▶ _To be done_
The records below must be duplicated exactly, character for character.

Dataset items
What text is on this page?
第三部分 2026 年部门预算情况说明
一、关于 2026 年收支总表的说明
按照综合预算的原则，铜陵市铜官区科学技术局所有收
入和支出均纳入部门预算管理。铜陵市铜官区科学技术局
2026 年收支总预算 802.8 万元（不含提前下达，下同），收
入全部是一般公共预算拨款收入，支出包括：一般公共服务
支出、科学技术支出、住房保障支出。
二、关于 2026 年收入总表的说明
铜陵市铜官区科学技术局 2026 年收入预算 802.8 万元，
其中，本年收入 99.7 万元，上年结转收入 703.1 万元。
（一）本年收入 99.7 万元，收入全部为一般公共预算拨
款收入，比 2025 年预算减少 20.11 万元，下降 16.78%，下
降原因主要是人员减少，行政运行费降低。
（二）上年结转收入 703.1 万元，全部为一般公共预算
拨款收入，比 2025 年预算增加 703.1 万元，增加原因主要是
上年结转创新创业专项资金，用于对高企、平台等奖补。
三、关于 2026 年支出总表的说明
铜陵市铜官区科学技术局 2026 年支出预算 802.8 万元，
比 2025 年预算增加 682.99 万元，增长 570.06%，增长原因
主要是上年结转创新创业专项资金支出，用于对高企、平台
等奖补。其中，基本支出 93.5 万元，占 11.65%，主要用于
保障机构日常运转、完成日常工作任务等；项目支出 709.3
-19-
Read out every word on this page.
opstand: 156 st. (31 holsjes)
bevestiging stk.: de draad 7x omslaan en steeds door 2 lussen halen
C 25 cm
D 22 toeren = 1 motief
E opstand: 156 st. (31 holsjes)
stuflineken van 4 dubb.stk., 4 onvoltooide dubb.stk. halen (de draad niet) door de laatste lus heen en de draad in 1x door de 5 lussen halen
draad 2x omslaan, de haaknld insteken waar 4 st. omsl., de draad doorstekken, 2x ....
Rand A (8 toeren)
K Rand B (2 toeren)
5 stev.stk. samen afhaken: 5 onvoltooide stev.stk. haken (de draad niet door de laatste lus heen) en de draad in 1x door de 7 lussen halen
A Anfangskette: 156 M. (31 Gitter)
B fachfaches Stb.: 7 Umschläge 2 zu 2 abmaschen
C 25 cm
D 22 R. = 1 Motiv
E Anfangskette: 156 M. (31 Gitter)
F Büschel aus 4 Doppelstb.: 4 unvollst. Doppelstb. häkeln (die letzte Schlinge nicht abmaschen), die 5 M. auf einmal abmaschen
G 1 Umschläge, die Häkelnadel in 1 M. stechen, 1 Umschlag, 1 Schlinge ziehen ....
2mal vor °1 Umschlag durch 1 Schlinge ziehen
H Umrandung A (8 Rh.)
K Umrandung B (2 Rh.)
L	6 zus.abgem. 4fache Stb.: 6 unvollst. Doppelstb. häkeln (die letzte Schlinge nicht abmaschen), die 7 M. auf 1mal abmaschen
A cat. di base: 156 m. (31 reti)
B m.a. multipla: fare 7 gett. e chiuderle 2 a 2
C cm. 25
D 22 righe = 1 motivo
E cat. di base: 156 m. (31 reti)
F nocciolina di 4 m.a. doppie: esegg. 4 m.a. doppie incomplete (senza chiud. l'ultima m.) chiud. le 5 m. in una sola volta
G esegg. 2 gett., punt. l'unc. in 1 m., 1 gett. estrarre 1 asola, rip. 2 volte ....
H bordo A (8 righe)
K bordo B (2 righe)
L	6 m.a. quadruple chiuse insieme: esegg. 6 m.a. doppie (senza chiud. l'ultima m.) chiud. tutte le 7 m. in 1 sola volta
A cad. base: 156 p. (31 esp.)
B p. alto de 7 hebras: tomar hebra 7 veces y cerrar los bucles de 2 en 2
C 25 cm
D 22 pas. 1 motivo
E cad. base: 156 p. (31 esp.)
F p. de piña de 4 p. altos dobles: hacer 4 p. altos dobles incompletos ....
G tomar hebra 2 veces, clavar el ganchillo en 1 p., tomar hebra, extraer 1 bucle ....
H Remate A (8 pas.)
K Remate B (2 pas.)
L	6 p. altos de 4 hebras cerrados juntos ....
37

▶ _Solution_
What text is on this page?
第三部分 2026 年部门预算情况说明
一、关于 2026 年收支总表的说明
按照综合预算的原则，铜陵市铜官区科学技术局所有收
入和支出均纳入部门预算管理。铜陵市铜官区科学技术局
2026 年收支总预算 802.8 万元（不含提前下达，下同），收
入全部是一般公共预算拨款收入，支出包括：一般公共服务
支出、科学技术支出、住房保障支出。
二、关于 2026 年收入总表的说明
铜陵市铜官区科学技术局 2026 年收入预算 802.8 万元，
其中，本年收入 99.7 万元，上年结转收入 703.1 万元。
（一）本年收入 99.7 万元，收入全部为一般公共预算拨
款收入，比 2025 年预算减少 20.11 万元，下降 16.78%，下
降原因主要是人员减少，行政运行费降低。
（二）上年结转收入 703.1 万元，全部为一般公共预算
拨款收入，比 2025 年预算增加 703.1 万元，增加原因主要是
上年结转创新创业专项资金，用于对高企、平台等奖补。
三、关于 2026 年支出总表的说明
铜陵市铜官区科学技术局 2026 年支出预算 802.8 万元，
比 2025 年预算增加 682.99 万元，增长 570.06%，增长原因
主要是上年结转创新创业专项资金支出，用于对高企、平台
等奖补。其中，基本支出 93.5 万元，占 11.65%，主要用于
保障机构日常运转、完成日常工作任务等；项目支出 709.3
-19-
Read out every word on this page.
opstand: 156 st. (31 holsjes)
bevestiging stk.: de draad 7x omslaan en steeds door 2 lussen halen
C 25 cm
D 22 toeren = 1 motief
E opstand: 156 st. (31 holsjes)
stuflineken van 4 dubb.stk., 4 onvoltooide dubb.stk. halen (de draad niet) door de laatste lus heen en de draad in 1x door de 5 lussen halen
draad 2x omslaan, de haaknld insteken waar 4 st. omsl., de draad doorstekken, 2x ....
Rand A (8 toeren)
K Rand B (2 toeren)
5 stev.stk. samen afhaken: 5 onvoltooide stev.stk. haken (de draad niet door de laatste lus heen) en de draad in 1x door de 7 lussen halen
A Anfangskette: 156 M. (31 Gitter)
B fachfaches Stb.: 7 Umschläge 2 zu 2 abmaschen
C 25 cm
D 22 R. = 1 Motiv
E Anfangskette: 156 M. (31 Gitter)
F Büschel aus 4 Doppelstb.: 4 unvollst. Doppelstb. häkeln (die letzte Schlinge nicht abmaschen), die 5 M. auf einmal abmaschen
G 1 Umschläge, die Häkelnadel in 1 M. stechen, 1 Umschlag, 1 Schlinge ziehen ....
2mal vor °1 Umschlag durch 1 Schlinge ziehen
H Umrandung A (8 Rh.)
K Umrandung B (2 Rh.)
L	6 zus.abgem. 4fache Stb.: 6 unvollst. Doppelstb. häkeln (die letzte Schlinge nicht abmaschen), die 7 M. auf 1mal abmaschen
A cat. di base: 156 m. (31 reti)
B m.a. multipla: fare 7 gett. e chiuderle 2 a 2
C cm. 25
D 22 righe = 1 motivo
E cat. di base: 156 m. (31 reti)
F nocciolina di 4 m.a. doppie: esegg. 4 m.a. doppie incomplete (senza chiud. l'ultima m.) chiud. le 5 m. in una sola volta
G esegg. 2 gett., punt. l'unc. in 1 m., 1 gett. estrarre 1 asola, rip. 2 volte ....
H bordo A (8 righe)
K bordo B (2 righe)
L	6 m.a. quadruple chiuse insieme: esegg. 6 m.a. doppie (senza chiud. l'ultima m.) chiud. tutte le 7 m. in 1 sola volta
A cad. base: 156 p. (31 esp.)
B p. alto de 7 hebras: tomar hebra 7 veces y cerrar los bucles de 2 en 2
C 25 cm
D 22 pas. 1 motivo
E cad. base: 156 p. (31 esp.)
F p. de piña de 4 p. altos dobles: hacer 4 p. altos dobles incompletos ....
G tomar hebra 2 veces, clavar el ganchillo en 1 p., tomar hebra, extraer 1 bucle ....
H Remate A (8 pas.)
K Remate B (2 pas.)
L	6 p. altos de 4 hebras cerrados juntos ....
37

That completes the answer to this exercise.